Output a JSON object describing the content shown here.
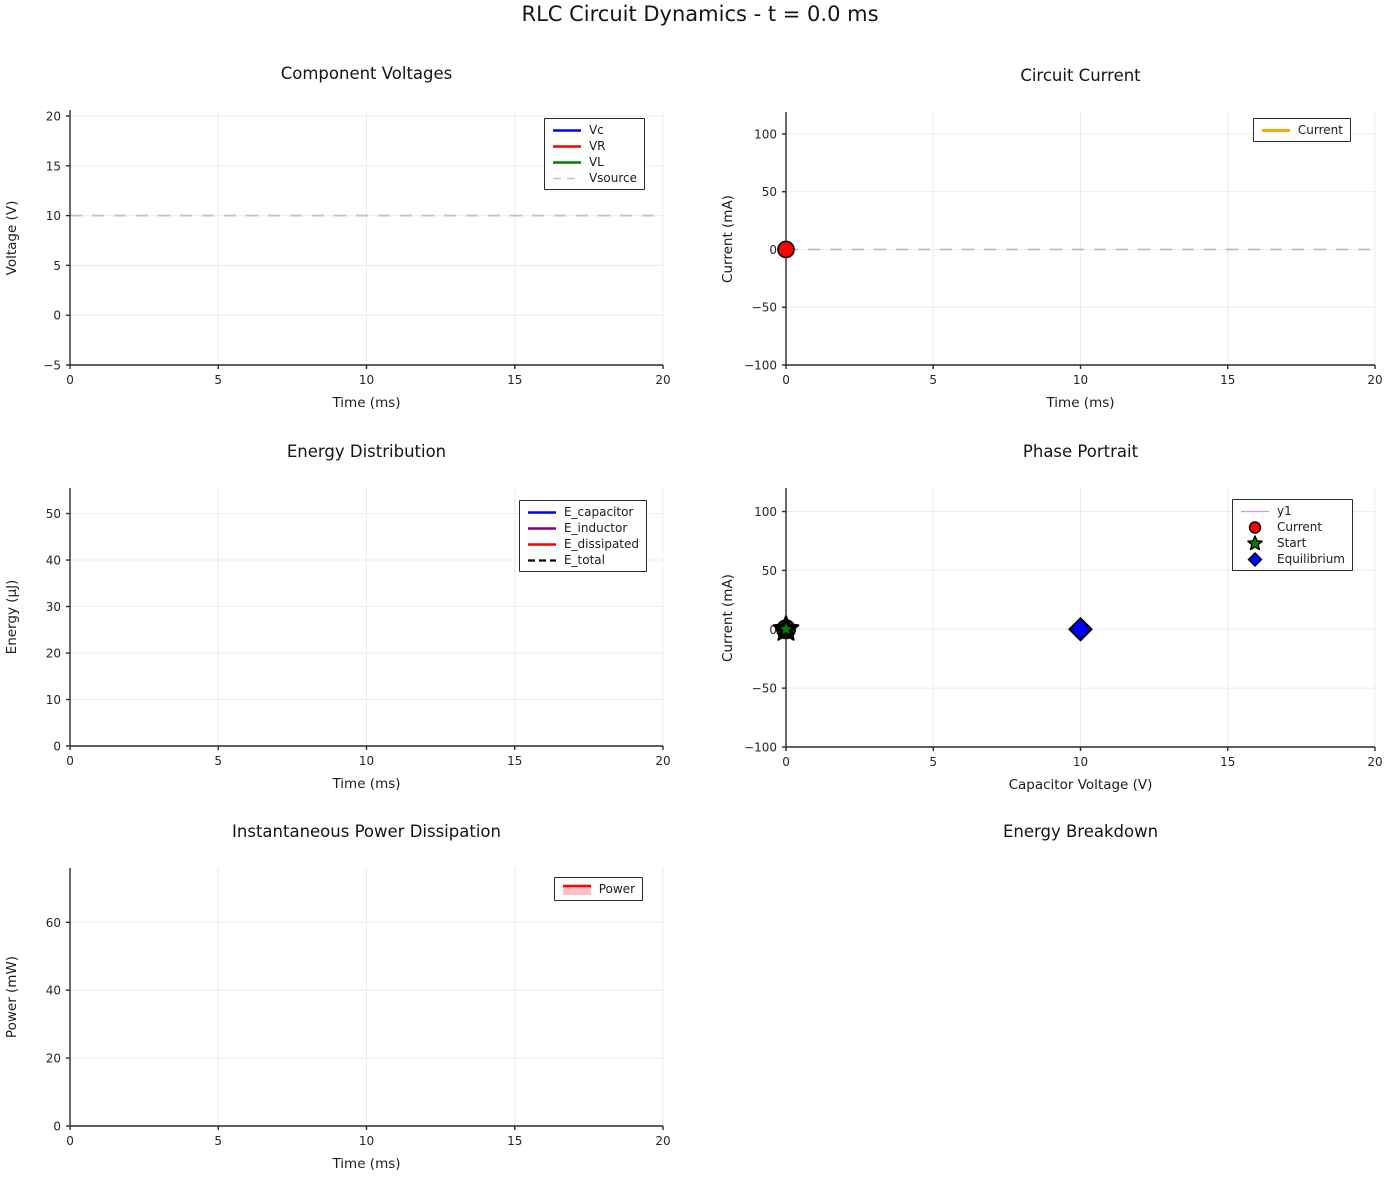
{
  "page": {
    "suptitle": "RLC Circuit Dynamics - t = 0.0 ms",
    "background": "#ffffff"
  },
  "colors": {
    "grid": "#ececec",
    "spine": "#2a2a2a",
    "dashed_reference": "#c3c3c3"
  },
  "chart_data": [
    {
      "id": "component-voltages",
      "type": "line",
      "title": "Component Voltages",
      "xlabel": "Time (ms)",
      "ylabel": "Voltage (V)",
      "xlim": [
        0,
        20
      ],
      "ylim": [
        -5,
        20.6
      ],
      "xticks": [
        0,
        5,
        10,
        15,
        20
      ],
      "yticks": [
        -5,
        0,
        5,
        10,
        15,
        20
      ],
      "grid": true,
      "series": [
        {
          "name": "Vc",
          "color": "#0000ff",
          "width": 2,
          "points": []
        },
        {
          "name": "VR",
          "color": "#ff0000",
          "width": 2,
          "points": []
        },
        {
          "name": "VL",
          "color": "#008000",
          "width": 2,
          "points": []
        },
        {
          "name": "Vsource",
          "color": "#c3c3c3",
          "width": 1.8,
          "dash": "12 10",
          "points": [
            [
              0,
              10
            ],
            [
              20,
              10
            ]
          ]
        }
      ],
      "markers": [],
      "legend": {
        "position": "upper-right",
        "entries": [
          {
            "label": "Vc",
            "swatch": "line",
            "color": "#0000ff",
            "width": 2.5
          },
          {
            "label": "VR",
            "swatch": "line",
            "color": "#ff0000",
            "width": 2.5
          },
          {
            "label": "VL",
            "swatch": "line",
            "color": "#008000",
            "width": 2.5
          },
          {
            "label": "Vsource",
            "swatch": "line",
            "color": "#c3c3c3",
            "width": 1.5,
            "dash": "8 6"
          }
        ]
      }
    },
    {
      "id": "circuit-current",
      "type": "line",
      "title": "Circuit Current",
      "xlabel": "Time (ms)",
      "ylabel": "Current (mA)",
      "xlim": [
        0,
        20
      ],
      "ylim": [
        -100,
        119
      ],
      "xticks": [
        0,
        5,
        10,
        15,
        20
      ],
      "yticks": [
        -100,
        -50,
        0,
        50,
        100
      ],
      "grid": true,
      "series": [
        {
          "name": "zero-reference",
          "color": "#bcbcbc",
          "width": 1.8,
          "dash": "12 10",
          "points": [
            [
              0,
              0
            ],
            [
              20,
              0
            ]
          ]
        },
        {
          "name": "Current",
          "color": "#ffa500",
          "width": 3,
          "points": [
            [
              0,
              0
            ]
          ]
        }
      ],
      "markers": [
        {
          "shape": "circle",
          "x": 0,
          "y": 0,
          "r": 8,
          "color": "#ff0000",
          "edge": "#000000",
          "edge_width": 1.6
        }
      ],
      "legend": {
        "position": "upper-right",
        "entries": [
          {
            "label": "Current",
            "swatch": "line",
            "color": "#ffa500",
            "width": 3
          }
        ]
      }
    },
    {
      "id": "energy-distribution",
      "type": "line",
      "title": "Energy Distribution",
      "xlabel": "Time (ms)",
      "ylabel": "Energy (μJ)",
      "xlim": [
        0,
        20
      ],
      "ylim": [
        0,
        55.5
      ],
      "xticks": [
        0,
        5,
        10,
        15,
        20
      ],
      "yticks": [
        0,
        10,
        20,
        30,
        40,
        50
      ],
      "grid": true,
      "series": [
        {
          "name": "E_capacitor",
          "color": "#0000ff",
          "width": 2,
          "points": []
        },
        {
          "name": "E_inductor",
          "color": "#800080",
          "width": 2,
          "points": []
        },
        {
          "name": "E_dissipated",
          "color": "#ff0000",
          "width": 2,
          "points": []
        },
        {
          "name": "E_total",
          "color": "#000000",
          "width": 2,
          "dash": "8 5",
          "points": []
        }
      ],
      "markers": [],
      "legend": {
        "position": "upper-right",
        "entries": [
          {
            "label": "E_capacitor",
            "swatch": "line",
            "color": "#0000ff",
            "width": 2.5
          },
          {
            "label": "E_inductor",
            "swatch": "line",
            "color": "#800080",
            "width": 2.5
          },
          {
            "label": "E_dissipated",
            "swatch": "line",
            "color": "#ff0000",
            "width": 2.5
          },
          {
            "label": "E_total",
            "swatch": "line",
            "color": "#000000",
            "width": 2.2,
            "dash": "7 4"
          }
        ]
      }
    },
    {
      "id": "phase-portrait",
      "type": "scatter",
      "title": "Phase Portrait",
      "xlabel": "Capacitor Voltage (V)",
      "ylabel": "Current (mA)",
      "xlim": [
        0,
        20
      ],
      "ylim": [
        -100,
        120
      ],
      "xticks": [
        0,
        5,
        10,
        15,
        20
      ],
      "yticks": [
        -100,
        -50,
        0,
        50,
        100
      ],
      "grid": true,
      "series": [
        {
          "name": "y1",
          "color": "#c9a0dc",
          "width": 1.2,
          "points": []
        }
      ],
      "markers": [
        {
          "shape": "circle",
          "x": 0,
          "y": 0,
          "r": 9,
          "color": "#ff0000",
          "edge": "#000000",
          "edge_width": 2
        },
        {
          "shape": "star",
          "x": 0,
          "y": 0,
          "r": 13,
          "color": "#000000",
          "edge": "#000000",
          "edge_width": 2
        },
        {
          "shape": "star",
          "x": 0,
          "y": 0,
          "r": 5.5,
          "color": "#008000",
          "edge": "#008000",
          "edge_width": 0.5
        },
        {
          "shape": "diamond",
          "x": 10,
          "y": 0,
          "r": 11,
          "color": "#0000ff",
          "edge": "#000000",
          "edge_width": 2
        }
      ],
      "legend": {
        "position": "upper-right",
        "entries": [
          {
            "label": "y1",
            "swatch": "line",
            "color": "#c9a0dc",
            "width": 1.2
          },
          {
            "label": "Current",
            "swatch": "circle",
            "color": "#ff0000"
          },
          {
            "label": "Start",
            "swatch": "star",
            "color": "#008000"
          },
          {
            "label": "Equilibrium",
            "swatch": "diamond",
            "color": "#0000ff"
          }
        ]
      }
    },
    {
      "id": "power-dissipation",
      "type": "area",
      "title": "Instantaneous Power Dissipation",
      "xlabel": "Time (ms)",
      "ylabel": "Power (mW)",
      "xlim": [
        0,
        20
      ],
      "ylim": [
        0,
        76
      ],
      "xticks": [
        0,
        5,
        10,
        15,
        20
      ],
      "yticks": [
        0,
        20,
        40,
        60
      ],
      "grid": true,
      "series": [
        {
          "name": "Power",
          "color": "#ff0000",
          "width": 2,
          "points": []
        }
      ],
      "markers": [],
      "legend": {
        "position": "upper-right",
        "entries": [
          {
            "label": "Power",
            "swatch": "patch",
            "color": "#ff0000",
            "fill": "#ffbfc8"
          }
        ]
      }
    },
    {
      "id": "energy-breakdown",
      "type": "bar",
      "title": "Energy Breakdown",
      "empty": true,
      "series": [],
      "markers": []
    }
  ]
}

AIM OF THE EXERCISE — Set each line of the records down exactly, leaving every picture out.

REPLY TO THE EXERCISE —
Output a JSON object describing the content shown here.
{
  "page": {
    "suptitle": "RLC Circuit Dynamics - t = 0.0 ms",
    "background": "#ffffff"
  },
  "colors": {
    "grid": "#ececec",
    "spine": "#2a2a2a",
    "dashed_reference": "#c3c3c3"
  },
  "chart_data": [
    {
      "id": "component-voltages",
      "type": "line",
      "title": "Component Voltages",
      "xlabel": "Time (ms)",
      "ylabel": "Voltage (V)",
      "xlim": [
        0,
        20
      ],
      "ylim": [
        -5,
        20.6
      ],
      "xticks": [
        0,
        5,
        10,
        15,
        20
      ],
      "yticks": [
        -5,
        0,
        5,
        10,
        15,
        20
      ],
      "grid": true,
      "series": [
        {
          "name": "Vc",
          "color": "#0000ff",
          "width": 2,
          "points": []
        },
        {
          "name": "VR",
          "color": "#ff0000",
          "width": 2,
          "points": []
        },
        {
          "name": "VL",
          "color": "#008000",
          "width": 2,
          "points": []
        },
        {
          "name": "Vsource",
          "color": "#c3c3c3",
          "width": 1.8,
          "dash": "12 10",
          "points": [
            [
              0,
              10
            ],
            [
              20,
              10
            ]
          ]
        }
      ],
      "markers": [],
      "legend": {
        "position": "upper-right",
        "entries": [
          {
            "label": "Vc",
            "swatch": "line",
            "color": "#0000ff",
            "width": 2.5
          },
          {
            "label": "VR",
            "swatch": "line",
            "color": "#ff0000",
            "width": 2.5
          },
          {
            "label": "VL",
            "swatch": "line",
            "color": "#008000",
            "width": 2.5
          },
          {
            "label": "Vsource",
            "swatch": "line",
            "color": "#c3c3c3",
            "width": 1.5,
            "dash": "8 6"
          }
        ]
      }
    },
    {
      "id": "circuit-current",
      "type": "line",
      "title": "Circuit Current",
      "xlabel": "Time (ms)",
      "ylabel": "Current (mA)",
      "xlim": [
        0,
        20
      ],
      "ylim": [
        -100,
        119
      ],
      "xticks": [
        0,
        5,
        10,
        15,
        20
      ],
      "yticks": [
        -100,
        -50,
        0,
        50,
        100
      ],
      "grid": true,
      "series": [
        {
          "name": "zero-reference",
          "color": "#bcbcbc",
          "width": 1.8,
          "dash": "12 10",
          "points": [
            [
              0,
              0
            ],
            [
              20,
              0
            ]
          ]
        },
        {
          "name": "Current",
          "color": "#ffa500",
          "width": 3,
          "points": [
            [
              0,
              0
            ]
          ]
        }
      ],
      "markers": [
        {
          "shape": "circle",
          "x": 0,
          "y": 0,
          "r": 8,
          "color": "#ff0000",
          "edge": "#000000",
          "edge_width": 1.6
        }
      ],
      "legend": {
        "position": "upper-right",
        "entries": [
          {
            "label": "Current",
            "swatch": "line",
            "color": "#ffa500",
            "width": 3
          }
        ]
      }
    },
    {
      "id": "energy-distribution",
      "type": "line",
      "title": "Energy Distribution",
      "xlabel": "Time (ms)",
      "ylabel": "Energy (μJ)",
      "xlim": [
        0,
        20
      ],
      "ylim": [
        0,
        55.5
      ],
      "xticks": [
        0,
        5,
        10,
        15,
        20
      ],
      "yticks": [
        0,
        10,
        20,
        30,
        40,
        50
      ],
      "grid": true,
      "series": [
        {
          "name": "E_capacitor",
          "color": "#0000ff",
          "width": 2,
          "points": []
        },
        {
          "name": "E_inductor",
          "color": "#800080",
          "width": 2,
          "points": []
        },
        {
          "name": "E_dissipated",
          "color": "#ff0000",
          "width": 2,
          "points": []
        },
        {
          "name": "E_total",
          "color": "#000000",
          "width": 2,
          "dash": "8 5",
          "points": []
        }
      ],
      "markers": [],
      "legend": {
        "position": "upper-right",
        "entries": [
          {
            "label": "E_capacitor",
            "swatch": "line",
            "color": "#0000ff",
            "width": 2.5
          },
          {
            "label": "E_inductor",
            "swatch": "line",
            "color": "#800080",
            "width": 2.5
          },
          {
            "label": "E_dissipated",
            "swatch": "line",
            "color": "#ff0000",
            "width": 2.5
          },
          {
            "label": "E_total",
            "swatch": "line",
            "color": "#000000",
            "width": 2.2,
            "dash": "7 4"
          }
        ]
      }
    },
    {
      "id": "phase-portrait",
      "type": "scatter",
      "title": "Phase Portrait",
      "xlabel": "Capacitor Voltage (V)",
      "ylabel": "Current (mA)",
      "xlim": [
        0,
        20
      ],
      "ylim": [
        -100,
        120
      ],
      "xticks": [
        0,
        5,
        10,
        15,
        20
      ],
      "yticks": [
        -100,
        -50,
        0,
        50,
        100
      ],
      "grid": true,
      "series": [
        {
          "name": "y1",
          "color": "#c9a0dc",
          "width": 1.2,
          "points": []
        }
      ],
      "markers": [
        {
          "shape": "circle",
          "x": 0,
          "y": 0,
          "r": 9,
          "color": "#ff0000",
          "edge": "#000000",
          "edge_width": 2
        },
        {
          "shape": "star",
          "x": 0,
          "y": 0,
          "r": 13,
          "color": "#000000",
          "edge": "#000000",
          "edge_width": 2
        },
        {
          "shape": "star",
          "x": 0,
          "y": 0,
          "r": 5.5,
          "color": "#008000",
          "edge": "#008000",
          "edge_width": 0.5
        },
        {
          "shape": "diamond",
          "x": 10,
          "y": 0,
          "r": 11,
          "color": "#0000ff",
          "edge": "#000000",
          "edge_width": 2
        }
      ],
      "legend": {
        "position": "upper-right",
        "entries": [
          {
            "label": "y1",
            "swatch": "line",
            "color": "#c9a0dc",
            "width": 1.2
          },
          {
            "label": "Current",
            "swatch": "circle",
            "color": "#ff0000"
          },
          {
            "label": "Start",
            "swatch": "star",
            "color": "#008000"
          },
          {
            "label": "Equilibrium",
            "swatch": "diamond",
            "color": "#0000ff"
          }
        ]
      }
    },
    {
      "id": "power-dissipation",
      "type": "area",
      "title": "Instantaneous Power Dissipation",
      "xlabel": "Time (ms)",
      "ylabel": "Power (mW)",
      "xlim": [
        0,
        20
      ],
      "ylim": [
        0,
        76
      ],
      "xticks": [
        0,
        5,
        10,
        15,
        20
      ],
      "yticks": [
        0,
        20,
        40,
        60
      ],
      "grid": true,
      "series": [
        {
          "name": "Power",
          "color": "#ff0000",
          "width": 2,
          "points": []
        }
      ],
      "markers": [],
      "legend": {
        "position": "upper-right",
        "entries": [
          {
            "label": "Power",
            "swatch": "patch",
            "color": "#ff0000",
            "fill": "#ffbfc8"
          }
        ]
      }
    },
    {
      "id": "energy-breakdown",
      "type": "bar",
      "title": "Energy Breakdown",
      "empty": true,
      "series": [],
      "markers": []
    }
  ]
}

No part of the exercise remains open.